**CHALLENGE:** Pick out every line with the word "this" and copy it.

**INFORMATION PROVIDED:**
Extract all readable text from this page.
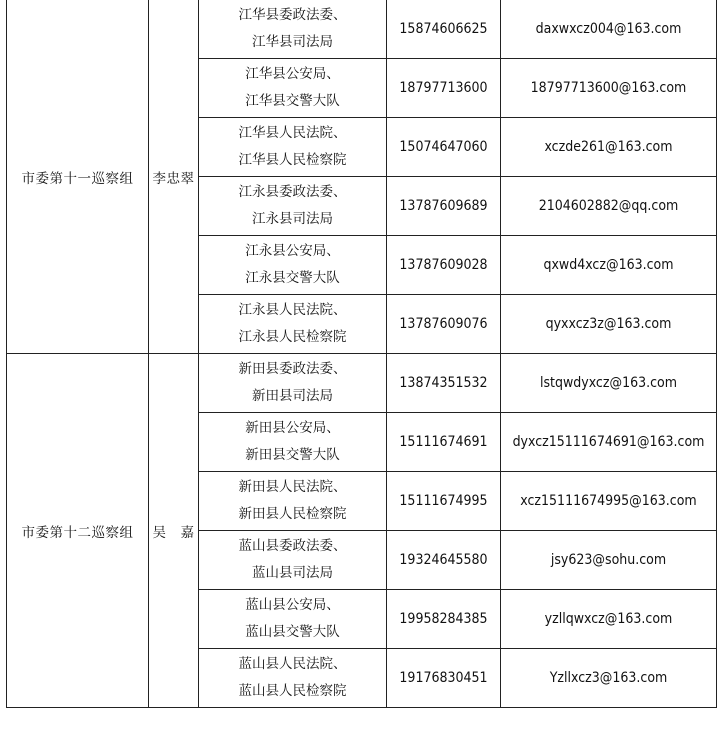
市委第十一巡察组	李忠翠	江华县委政法委、
江华县司法局	15874606625	daxwxcz004@163.com

		江华县公安局、
江华县交警大队	18797713600	18797713600@163.com

		江华县人民法院、
江华县人民检察院	15074647060	xczde261@163.com

		江永县委政法委、
江永县司法局	13787609689	2104602882@qq.com

		江永县公安局、
江永县交警大队	13787609028	qxwd4xcz@163.com

		江永县人民法院、
江永县人民检察院	13787609076	qyxxcz3z@163.com
市委第十二巡察组	吴　嘉	新田县委政法委、
新田县司法局	13874351532	lstqwdyxcz@163.com

		新田县公安局、
新田县交警大队	15111674691	dyxcz15111674691@163.com

		新田县人民法院、
新田县人民检察院	15111674995	xcz15111674995@163.com

		蓝山县委政法委、
蓝山县司法局	19324645580	jsy623@sohu.com

		蓝山县公安局、
蓝山县交警大队	19958284385	yzllqwxcz@163.com

		蓝山县人民法院、
蓝山县人民检察院	19176830451	Yzllxcz3@163.com
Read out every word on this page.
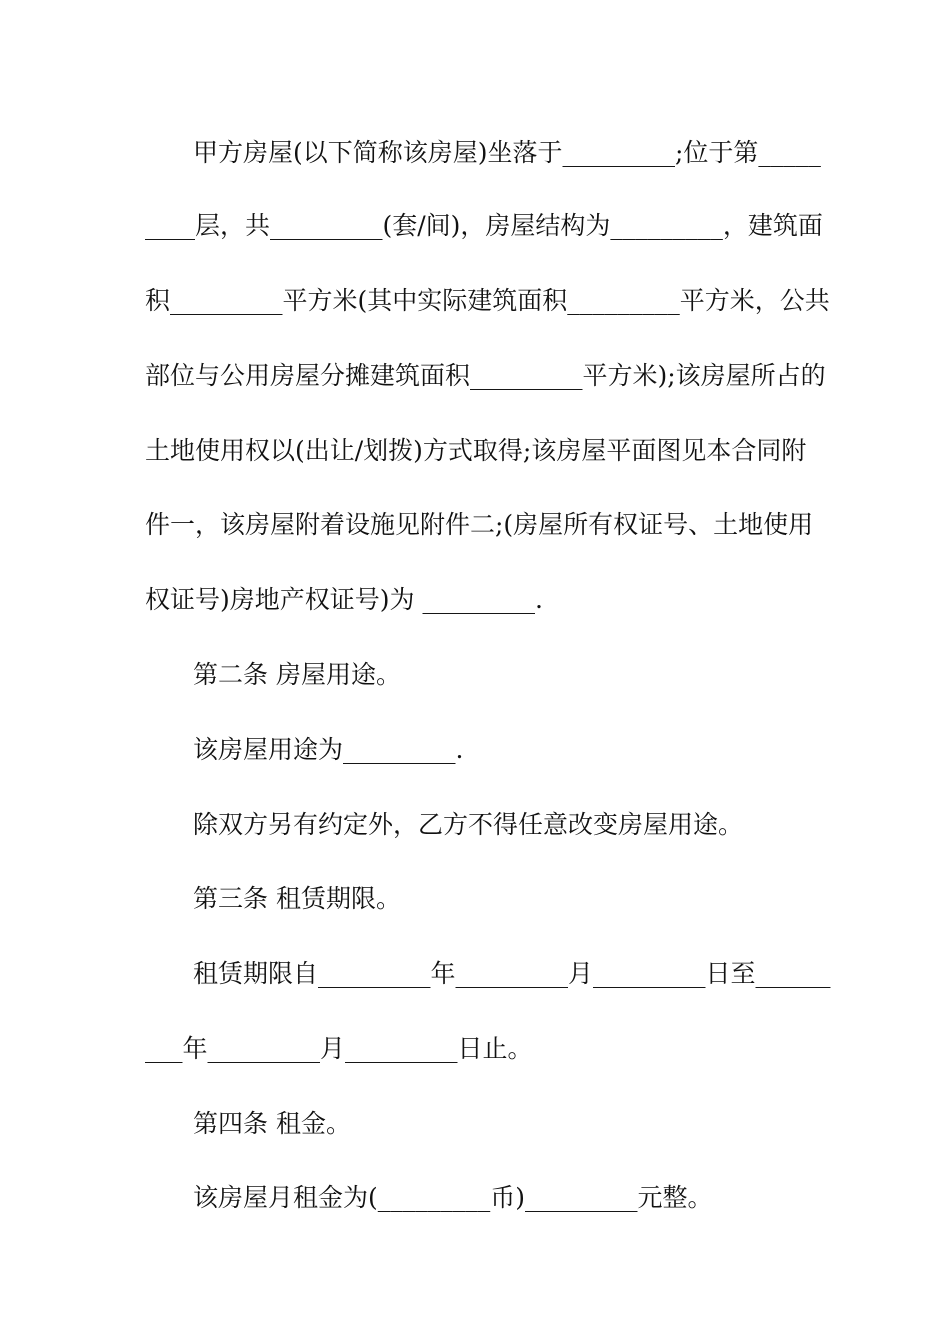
甲方房屋(以下简称该房屋)坐落于_________;位于第_____
____层，共_________(套/间)，房屋结构为_________，建筑面
积_________平方米(其中实际建筑面积_________平方米，公共
部位与公用房屋分摊建筑面积_________平方米);该房屋所占的
土地使用权以(出让/划拨)方式取得;该房屋平面图见本合同附
件一，该房屋附着设施见附件二;(房屋所有权证号、土地使用
权证号)房地产权证号)为 _________.
第二条 房屋用途。
该房屋用途为_________.
除双方另有约定外，乙方不得任意改变房屋用途。
第三条 租赁期限。
租赁期限自_________年_________月_________日至______
___年_________月_________日止。
第四条 租金。
该房屋月租金为(_________币)_________元整。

**CORRECT OUTPUT:**
Extract all readable text from this page.
Read out every word on this page.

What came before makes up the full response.